◆ **EXCERPT TO READ**:
* * *

For three months her kids were in care while she had to prove she doesn’t use crack and doesn’t have a meth lab.
“All this time, they’re drilling me about their personal baby stories, making a file for all of them.” Owl said. “I asked them why are they asking all these personal questions when those are my memories and my babies’ memories to keep, not for anybody else to share. They said, ‘oh just in case they get adopted out.’
“I asked why are you adopting my kids?”
When she finally got them back after the allegations were deemed baseless, the agency gave her $1,500 in gift cards.
She said she felt it was hush money to leave and tell no one about the ordeal.
She asked for records of the file and has been denied.
APTN Investigates reporter Kevin Nepitabo dug into the apprehension rates in Saskatchewan.
70 per cent of kids apprehended in that province are identified as Indigenous.
Nepitabo wanted to find out how this affects the children and the parents, and why indigenous families are most targeted by the CFS industry..

* * *

◆ **WHAT IS ASKED**:
**A.** According to the excerpt on child apprehension, what did the agency give Owl when she got her children back?
**B.** Summarize the excerpt on child apprehension in two sentences.
**C.** Extend the excerpt on child apprehension, picking up after its final sentence.
The entries come from a different source than the excerpt on child apprehension.

* * *

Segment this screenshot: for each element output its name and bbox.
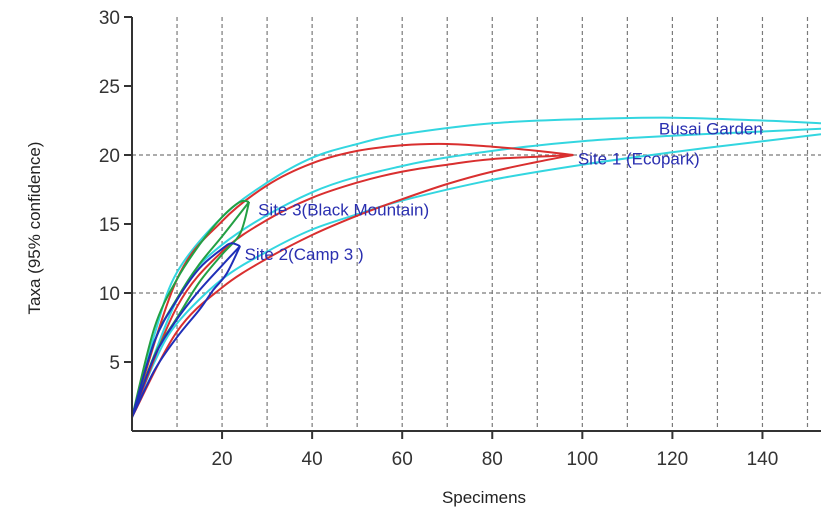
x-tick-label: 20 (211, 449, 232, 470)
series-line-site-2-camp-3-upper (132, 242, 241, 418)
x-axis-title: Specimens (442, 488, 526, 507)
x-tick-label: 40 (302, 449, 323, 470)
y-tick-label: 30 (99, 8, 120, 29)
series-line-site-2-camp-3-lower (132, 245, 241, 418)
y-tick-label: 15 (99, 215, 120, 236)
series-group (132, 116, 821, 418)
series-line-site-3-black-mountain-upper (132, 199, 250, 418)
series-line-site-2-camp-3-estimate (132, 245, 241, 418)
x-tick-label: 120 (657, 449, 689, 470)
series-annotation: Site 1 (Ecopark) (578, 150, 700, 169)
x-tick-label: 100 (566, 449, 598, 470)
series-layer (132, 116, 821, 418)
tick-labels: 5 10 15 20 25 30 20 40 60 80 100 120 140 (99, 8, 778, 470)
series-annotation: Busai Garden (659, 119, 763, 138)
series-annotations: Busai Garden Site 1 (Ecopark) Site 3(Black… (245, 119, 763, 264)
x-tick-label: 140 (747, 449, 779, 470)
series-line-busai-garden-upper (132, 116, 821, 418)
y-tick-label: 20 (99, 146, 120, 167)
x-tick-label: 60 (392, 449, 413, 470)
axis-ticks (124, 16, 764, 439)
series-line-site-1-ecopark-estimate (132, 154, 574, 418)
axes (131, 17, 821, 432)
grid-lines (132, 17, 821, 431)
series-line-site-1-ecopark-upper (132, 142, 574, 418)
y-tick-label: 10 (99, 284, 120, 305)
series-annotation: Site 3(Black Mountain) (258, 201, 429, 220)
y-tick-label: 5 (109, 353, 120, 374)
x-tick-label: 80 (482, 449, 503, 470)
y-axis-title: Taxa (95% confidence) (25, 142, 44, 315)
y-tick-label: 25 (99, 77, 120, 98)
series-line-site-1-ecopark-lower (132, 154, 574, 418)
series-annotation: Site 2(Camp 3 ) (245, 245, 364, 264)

* * *

◆ **RESPONSES PER TASK**:
**A.** $1,500 in gift cards.

**B.** Owl's children were in care for three months while she had to prove she didn't use crack or have a meth lab, and when she got them back after the allegations were deemed baseless, the agency gave her $1,500 in gift cards that she felt were hush money. APTN Investigates reporter Kevin Nepitabo looked into apprehension rates in Saskatchewan, where 70 percent of apprehended kids are identified as Indigenous.

**C.**
“I new the basics of CFS,” Nepitabo said. “I knew children were being apprehended by CFS but I didn’t know the horror stories behind it. Like going out there and hearing parents talk about their children being apprehended, that was very hard to do.
You don’t realize how much emotional impact is has on the parents and especially the child. It was very hard to hear this stuff, and I still think about it.
“There is a lot of work that needs to be done in fixing it,” he said. “From all the stories I heard it seems like its a broken system. One example would be, there was a 22 month old boy who passed away in care. When CFS went to inform his mother of the boy’s death, of course she would be hysterical. And I guess she broke down, fell on the ground crying and they told her to get up or they are going to have to call the police.
“So this is how people are being treated in the system.”